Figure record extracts
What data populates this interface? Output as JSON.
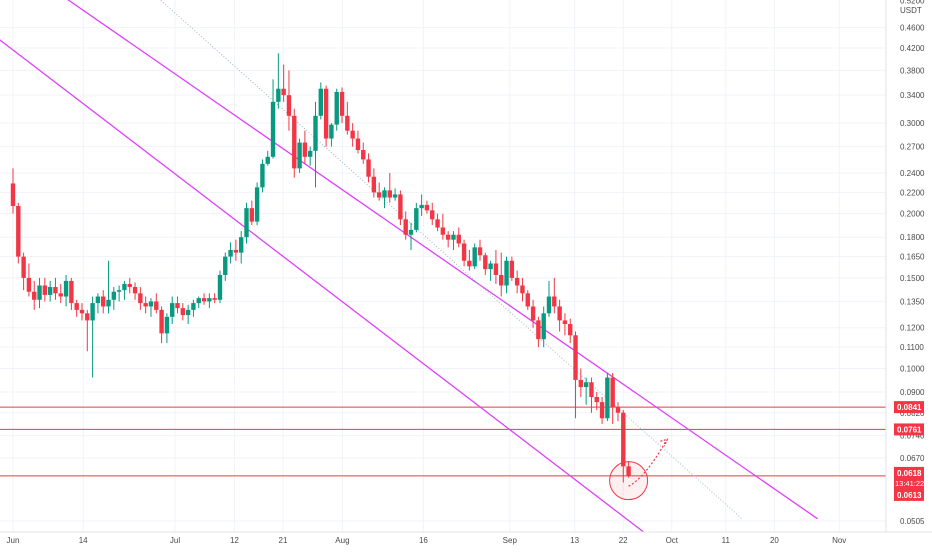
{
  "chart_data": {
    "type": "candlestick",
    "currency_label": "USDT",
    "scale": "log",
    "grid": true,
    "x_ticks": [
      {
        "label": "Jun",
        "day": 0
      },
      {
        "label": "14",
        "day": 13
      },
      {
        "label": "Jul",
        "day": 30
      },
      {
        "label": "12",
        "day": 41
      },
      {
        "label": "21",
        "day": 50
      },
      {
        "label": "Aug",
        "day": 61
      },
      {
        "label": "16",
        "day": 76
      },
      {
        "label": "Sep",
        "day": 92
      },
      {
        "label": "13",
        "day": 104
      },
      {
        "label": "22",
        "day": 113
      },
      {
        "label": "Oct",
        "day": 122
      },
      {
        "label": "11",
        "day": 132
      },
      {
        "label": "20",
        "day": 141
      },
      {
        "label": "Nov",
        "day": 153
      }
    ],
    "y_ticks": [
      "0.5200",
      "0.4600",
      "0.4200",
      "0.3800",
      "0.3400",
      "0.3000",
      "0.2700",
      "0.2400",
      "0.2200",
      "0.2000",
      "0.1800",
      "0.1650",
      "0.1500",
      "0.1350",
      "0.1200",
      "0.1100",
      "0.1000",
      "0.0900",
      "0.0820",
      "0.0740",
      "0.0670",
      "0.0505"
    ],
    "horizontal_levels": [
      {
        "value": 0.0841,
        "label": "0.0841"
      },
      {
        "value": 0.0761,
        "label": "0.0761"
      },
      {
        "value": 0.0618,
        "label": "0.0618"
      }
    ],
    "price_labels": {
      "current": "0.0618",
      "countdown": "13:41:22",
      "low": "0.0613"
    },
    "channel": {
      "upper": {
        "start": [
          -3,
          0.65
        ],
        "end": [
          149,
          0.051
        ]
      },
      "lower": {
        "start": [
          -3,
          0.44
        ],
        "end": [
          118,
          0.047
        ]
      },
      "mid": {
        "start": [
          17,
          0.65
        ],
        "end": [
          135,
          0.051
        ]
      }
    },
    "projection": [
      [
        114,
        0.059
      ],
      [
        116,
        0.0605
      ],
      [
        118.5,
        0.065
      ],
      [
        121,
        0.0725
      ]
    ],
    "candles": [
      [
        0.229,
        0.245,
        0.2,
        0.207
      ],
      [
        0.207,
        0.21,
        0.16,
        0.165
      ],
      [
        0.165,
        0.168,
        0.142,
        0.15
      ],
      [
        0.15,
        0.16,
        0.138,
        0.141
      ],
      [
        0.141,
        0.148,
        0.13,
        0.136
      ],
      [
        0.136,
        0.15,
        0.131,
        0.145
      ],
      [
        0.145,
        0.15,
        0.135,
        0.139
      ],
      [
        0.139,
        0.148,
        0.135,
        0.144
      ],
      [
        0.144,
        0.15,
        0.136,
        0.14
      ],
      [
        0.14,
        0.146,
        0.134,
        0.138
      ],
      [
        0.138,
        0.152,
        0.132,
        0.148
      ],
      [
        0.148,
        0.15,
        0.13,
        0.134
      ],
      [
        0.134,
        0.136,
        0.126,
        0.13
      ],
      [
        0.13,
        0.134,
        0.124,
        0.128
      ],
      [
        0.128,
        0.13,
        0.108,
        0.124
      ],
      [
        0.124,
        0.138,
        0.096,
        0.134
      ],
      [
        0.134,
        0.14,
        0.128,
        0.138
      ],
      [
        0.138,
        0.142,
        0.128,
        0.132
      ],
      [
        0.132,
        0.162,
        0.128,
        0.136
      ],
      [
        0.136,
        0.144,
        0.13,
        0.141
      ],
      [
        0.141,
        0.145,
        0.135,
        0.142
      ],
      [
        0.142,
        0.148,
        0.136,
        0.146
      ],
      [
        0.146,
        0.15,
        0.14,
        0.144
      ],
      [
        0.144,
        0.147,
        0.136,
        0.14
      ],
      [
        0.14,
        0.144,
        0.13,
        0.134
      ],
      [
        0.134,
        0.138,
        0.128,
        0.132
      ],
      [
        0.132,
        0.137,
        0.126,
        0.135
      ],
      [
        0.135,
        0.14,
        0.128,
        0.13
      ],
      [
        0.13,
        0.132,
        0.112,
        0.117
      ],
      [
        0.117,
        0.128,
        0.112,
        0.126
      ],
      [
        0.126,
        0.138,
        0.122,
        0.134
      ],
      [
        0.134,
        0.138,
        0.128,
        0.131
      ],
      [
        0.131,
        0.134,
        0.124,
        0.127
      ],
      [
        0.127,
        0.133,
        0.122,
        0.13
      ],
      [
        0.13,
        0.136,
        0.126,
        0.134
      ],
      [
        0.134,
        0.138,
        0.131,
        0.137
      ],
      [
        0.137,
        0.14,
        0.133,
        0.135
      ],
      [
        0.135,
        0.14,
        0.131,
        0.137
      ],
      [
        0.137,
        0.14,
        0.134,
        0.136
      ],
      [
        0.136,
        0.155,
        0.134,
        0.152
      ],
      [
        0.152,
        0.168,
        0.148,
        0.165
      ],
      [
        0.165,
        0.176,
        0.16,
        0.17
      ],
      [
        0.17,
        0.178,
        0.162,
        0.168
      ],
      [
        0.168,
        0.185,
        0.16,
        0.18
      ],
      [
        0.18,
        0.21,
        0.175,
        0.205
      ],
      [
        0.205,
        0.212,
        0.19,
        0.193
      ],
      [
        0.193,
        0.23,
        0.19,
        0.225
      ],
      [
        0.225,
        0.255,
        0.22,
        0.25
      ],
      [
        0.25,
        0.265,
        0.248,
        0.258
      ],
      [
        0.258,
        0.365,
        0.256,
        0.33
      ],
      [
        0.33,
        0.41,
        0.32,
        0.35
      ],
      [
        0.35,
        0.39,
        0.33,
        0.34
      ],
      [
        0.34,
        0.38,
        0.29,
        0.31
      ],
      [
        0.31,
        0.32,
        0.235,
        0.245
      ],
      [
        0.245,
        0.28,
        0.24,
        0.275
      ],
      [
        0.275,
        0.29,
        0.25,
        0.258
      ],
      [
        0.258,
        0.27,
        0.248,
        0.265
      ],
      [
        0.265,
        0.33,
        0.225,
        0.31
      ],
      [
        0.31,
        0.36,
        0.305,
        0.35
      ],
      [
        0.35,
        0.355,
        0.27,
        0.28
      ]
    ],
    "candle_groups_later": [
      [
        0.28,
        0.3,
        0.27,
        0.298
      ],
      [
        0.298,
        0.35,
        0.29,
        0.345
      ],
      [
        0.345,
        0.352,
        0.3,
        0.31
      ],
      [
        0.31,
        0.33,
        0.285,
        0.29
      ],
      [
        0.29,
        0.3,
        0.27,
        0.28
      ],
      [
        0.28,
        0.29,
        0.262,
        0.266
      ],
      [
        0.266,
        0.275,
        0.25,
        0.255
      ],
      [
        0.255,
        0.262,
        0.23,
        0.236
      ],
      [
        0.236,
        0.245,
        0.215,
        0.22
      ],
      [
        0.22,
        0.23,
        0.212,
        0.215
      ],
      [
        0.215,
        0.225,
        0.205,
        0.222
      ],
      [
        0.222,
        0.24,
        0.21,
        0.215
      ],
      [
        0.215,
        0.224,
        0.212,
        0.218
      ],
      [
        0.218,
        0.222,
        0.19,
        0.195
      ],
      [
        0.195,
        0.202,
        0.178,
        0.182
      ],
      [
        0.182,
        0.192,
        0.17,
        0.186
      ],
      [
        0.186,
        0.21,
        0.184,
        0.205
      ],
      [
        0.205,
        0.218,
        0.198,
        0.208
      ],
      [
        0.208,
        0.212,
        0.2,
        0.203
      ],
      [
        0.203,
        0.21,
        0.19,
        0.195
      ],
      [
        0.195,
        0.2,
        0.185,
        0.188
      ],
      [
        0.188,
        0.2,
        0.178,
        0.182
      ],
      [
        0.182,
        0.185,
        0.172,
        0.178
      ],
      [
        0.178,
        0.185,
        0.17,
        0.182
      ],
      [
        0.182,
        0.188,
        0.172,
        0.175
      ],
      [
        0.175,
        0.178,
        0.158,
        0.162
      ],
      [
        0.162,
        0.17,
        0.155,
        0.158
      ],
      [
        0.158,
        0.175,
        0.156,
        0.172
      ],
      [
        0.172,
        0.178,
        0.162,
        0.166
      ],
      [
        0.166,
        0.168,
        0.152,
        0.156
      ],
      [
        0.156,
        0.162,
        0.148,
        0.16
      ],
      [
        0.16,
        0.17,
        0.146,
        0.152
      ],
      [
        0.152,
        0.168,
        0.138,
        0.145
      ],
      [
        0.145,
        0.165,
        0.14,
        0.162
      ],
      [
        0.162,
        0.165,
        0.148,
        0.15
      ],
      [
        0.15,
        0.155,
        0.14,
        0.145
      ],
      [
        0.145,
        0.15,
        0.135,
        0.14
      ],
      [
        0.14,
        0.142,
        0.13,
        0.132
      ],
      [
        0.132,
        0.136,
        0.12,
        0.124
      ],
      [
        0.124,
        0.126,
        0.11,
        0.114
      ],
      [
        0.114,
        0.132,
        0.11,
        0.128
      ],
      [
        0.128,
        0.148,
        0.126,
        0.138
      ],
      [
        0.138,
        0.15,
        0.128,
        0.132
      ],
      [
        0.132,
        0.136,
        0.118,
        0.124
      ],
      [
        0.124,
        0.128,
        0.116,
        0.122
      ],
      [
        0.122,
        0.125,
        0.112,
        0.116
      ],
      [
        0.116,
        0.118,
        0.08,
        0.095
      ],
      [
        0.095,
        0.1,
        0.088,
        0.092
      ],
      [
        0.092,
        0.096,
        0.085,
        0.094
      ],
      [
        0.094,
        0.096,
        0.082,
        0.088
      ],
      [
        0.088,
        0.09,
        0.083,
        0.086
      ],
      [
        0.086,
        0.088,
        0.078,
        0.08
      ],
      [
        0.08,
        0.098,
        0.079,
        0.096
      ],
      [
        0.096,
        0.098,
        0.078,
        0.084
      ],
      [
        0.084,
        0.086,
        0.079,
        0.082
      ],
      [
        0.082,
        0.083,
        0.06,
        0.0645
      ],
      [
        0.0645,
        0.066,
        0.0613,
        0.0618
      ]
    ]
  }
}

> _Your objective_:
Search the preceding listing for "value" and extract every line where it is found.

> _Exercise answer_:
        "value": 0.0841,
        "value": 0.0761,
        "value": 0.0618,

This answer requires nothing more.